# Information provided
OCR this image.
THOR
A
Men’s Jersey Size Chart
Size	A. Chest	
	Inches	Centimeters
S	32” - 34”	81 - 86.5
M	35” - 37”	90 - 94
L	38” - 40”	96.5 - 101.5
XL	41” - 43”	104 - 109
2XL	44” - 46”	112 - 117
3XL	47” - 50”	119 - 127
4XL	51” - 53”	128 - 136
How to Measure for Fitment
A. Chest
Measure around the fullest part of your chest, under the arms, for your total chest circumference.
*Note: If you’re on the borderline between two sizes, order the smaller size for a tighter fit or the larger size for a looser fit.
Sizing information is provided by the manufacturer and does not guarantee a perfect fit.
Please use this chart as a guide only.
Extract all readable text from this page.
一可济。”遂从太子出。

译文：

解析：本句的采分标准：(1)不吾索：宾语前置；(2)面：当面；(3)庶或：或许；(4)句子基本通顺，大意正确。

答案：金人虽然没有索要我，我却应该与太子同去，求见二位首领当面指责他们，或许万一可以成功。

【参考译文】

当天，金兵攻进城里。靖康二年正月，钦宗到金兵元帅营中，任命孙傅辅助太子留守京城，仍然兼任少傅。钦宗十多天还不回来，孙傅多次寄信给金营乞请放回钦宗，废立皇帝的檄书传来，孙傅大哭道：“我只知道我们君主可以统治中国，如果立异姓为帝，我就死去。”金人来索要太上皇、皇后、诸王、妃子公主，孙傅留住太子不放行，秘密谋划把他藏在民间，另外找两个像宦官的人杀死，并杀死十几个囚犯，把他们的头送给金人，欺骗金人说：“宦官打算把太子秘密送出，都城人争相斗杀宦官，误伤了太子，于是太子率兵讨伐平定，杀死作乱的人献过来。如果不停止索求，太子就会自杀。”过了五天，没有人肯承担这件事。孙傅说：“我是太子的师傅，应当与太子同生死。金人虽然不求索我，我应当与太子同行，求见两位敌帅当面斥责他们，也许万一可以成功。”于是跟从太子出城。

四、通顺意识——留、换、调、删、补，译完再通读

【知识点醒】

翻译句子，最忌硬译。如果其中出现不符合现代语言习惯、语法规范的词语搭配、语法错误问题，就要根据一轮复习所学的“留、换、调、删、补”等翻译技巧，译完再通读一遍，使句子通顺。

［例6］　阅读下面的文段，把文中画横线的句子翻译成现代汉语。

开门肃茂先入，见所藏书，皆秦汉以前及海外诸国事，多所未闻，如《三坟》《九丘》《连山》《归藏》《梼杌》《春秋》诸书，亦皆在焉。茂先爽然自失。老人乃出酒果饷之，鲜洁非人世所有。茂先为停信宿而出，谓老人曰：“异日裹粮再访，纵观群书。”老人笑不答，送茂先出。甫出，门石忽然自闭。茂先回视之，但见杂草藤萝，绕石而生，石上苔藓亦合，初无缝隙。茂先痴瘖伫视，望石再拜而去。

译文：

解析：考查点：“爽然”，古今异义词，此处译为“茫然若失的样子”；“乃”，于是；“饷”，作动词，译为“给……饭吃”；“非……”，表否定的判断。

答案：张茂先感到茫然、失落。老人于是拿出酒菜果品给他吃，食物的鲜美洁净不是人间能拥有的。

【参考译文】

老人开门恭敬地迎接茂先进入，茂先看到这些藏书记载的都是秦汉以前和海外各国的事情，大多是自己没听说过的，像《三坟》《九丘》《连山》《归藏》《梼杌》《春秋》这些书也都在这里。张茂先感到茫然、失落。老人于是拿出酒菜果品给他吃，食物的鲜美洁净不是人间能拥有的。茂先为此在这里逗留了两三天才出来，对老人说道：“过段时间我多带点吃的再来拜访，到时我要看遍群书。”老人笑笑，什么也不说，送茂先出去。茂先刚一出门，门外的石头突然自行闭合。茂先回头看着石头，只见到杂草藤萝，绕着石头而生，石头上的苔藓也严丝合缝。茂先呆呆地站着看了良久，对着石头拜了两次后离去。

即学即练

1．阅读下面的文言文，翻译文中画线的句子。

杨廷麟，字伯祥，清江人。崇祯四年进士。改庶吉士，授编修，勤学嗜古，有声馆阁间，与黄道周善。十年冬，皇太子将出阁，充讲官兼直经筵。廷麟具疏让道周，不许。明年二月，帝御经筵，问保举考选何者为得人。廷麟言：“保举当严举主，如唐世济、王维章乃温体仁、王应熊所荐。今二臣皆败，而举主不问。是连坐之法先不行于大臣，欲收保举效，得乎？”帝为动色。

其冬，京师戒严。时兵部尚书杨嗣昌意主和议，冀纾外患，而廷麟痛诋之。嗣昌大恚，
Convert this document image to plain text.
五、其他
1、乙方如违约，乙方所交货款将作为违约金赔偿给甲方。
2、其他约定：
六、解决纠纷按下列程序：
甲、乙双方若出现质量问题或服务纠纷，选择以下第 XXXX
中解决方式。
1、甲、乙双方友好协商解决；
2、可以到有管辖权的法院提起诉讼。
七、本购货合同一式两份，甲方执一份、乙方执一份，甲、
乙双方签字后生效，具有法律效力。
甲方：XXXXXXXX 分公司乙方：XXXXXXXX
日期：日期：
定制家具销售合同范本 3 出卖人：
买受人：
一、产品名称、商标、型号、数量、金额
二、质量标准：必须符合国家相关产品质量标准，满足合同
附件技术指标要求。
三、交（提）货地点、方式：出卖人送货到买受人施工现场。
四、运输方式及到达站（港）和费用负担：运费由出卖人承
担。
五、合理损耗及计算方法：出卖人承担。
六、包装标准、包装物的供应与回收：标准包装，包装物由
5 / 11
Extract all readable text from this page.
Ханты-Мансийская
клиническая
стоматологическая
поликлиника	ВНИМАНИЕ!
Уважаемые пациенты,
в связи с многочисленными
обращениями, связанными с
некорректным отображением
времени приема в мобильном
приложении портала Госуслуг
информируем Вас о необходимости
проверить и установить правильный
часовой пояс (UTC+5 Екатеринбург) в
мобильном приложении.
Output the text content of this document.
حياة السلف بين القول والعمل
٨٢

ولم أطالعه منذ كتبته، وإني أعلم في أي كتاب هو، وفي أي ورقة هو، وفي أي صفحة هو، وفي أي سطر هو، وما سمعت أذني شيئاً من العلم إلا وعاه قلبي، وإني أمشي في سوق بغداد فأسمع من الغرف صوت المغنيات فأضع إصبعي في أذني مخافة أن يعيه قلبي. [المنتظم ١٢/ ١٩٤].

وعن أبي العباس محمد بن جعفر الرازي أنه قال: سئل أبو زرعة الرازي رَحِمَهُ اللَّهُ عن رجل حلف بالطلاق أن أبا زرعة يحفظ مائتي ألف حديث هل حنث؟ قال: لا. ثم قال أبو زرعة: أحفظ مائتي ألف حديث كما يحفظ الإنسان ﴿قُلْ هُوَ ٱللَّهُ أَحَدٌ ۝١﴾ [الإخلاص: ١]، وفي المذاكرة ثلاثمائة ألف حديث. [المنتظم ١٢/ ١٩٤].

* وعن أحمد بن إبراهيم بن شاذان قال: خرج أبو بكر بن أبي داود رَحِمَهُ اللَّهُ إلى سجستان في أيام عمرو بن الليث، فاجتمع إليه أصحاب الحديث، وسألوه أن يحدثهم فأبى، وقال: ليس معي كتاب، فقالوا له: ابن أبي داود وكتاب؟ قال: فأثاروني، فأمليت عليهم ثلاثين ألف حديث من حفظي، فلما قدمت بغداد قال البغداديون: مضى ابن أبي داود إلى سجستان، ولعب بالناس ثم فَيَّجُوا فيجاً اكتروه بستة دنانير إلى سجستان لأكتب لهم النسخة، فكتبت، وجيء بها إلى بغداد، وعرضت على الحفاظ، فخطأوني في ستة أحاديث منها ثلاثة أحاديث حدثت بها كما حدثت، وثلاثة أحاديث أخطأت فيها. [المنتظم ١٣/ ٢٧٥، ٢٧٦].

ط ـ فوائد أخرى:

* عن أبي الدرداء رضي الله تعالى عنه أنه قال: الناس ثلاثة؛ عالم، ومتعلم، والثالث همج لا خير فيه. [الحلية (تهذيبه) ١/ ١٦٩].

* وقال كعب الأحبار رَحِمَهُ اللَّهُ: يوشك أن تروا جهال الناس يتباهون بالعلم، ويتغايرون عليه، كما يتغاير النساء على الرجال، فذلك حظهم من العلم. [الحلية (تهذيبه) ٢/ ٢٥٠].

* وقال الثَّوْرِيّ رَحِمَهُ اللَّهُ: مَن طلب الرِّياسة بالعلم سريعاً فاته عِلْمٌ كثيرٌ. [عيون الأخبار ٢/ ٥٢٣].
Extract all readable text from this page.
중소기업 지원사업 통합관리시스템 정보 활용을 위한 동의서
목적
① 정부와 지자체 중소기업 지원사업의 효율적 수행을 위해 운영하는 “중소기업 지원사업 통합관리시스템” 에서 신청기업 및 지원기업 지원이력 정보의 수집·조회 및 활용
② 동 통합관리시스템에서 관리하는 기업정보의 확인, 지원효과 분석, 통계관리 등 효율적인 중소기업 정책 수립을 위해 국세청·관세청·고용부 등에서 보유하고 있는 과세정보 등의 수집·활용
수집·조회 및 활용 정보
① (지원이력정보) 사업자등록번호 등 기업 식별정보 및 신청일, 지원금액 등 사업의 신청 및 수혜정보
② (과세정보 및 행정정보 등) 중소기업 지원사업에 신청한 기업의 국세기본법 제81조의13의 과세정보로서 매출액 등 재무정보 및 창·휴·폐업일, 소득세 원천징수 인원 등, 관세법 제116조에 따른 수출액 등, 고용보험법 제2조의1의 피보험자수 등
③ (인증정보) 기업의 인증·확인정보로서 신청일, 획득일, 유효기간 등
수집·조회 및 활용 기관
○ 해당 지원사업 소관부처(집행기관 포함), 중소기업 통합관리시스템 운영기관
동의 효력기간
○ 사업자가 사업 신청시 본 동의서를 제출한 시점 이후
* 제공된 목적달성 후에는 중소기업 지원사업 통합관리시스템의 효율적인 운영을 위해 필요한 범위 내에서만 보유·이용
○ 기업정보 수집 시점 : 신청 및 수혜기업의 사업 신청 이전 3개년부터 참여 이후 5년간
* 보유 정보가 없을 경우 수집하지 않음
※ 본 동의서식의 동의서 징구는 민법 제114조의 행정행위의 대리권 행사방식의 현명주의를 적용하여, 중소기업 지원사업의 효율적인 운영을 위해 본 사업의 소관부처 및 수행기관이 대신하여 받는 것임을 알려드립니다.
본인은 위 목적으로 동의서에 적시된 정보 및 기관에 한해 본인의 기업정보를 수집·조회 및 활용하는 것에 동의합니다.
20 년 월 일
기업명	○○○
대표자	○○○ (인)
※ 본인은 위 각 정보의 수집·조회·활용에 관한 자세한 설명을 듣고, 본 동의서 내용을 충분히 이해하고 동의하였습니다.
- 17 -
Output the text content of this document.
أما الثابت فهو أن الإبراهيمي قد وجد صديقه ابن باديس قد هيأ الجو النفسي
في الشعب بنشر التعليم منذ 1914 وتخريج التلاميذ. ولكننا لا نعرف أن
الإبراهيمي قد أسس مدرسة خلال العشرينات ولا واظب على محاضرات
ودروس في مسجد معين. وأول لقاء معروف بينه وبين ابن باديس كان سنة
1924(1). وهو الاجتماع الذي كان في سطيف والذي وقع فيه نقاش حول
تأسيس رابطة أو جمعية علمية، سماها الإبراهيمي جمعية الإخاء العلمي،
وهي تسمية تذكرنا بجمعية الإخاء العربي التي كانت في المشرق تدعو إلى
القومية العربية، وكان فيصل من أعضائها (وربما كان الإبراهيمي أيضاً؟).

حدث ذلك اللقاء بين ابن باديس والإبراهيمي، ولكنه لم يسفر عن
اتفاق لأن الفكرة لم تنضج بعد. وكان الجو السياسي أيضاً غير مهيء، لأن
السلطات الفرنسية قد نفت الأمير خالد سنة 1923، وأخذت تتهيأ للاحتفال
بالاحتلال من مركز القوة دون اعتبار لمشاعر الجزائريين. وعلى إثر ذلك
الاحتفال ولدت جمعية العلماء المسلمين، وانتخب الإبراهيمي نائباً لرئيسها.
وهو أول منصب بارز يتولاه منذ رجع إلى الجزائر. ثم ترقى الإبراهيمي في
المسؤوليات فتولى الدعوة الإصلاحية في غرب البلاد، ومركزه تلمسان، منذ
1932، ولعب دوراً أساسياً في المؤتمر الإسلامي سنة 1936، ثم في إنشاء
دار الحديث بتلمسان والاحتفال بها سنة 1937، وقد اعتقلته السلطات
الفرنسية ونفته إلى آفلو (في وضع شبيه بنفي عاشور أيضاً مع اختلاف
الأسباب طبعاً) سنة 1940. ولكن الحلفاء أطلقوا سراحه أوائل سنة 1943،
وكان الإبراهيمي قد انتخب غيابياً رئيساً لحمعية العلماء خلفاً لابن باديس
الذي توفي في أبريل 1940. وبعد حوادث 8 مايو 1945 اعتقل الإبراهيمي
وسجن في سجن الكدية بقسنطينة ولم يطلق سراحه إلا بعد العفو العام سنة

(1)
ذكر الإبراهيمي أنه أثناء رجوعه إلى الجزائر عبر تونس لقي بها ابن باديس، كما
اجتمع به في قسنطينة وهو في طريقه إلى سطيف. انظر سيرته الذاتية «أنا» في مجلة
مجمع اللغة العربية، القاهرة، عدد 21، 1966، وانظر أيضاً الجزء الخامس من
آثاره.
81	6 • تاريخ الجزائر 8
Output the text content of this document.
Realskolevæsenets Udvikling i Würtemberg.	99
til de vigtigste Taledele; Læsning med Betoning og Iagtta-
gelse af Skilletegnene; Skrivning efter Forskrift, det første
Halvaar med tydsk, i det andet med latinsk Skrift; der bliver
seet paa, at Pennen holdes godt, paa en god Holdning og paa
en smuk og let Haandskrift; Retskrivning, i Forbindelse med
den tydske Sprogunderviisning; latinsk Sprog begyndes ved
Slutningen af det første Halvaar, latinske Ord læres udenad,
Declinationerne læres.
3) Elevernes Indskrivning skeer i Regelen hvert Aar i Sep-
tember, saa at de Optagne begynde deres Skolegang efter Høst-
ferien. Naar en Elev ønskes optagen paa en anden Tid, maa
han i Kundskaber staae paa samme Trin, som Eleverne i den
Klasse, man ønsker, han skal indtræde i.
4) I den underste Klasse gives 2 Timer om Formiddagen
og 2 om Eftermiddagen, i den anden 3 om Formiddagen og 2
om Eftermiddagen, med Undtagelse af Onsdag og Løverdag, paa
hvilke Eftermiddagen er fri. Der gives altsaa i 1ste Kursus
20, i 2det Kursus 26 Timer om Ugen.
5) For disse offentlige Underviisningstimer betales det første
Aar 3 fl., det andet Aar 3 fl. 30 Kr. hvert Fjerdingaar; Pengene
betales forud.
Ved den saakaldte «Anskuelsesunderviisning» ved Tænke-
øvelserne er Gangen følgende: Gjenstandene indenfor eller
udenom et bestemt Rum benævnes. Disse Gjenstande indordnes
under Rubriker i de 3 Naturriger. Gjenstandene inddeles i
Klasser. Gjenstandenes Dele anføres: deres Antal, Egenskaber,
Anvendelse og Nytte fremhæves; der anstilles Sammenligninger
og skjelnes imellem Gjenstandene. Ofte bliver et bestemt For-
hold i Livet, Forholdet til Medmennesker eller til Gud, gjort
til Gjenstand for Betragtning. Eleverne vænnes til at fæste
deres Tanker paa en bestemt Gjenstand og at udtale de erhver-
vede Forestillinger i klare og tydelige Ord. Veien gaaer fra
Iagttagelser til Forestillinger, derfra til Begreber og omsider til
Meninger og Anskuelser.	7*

# Aim
Pick out every line holding the string "bestemt" and return it.

# Task answer
udenom et bestemt Rum benævnes. Disse Gjenstande indordnes
og skjelnes imellem Gjenstandene. Ofte bliver et bestemt For-
deres Tanker paa en bestemt Gjenstand og at udtale de erhver-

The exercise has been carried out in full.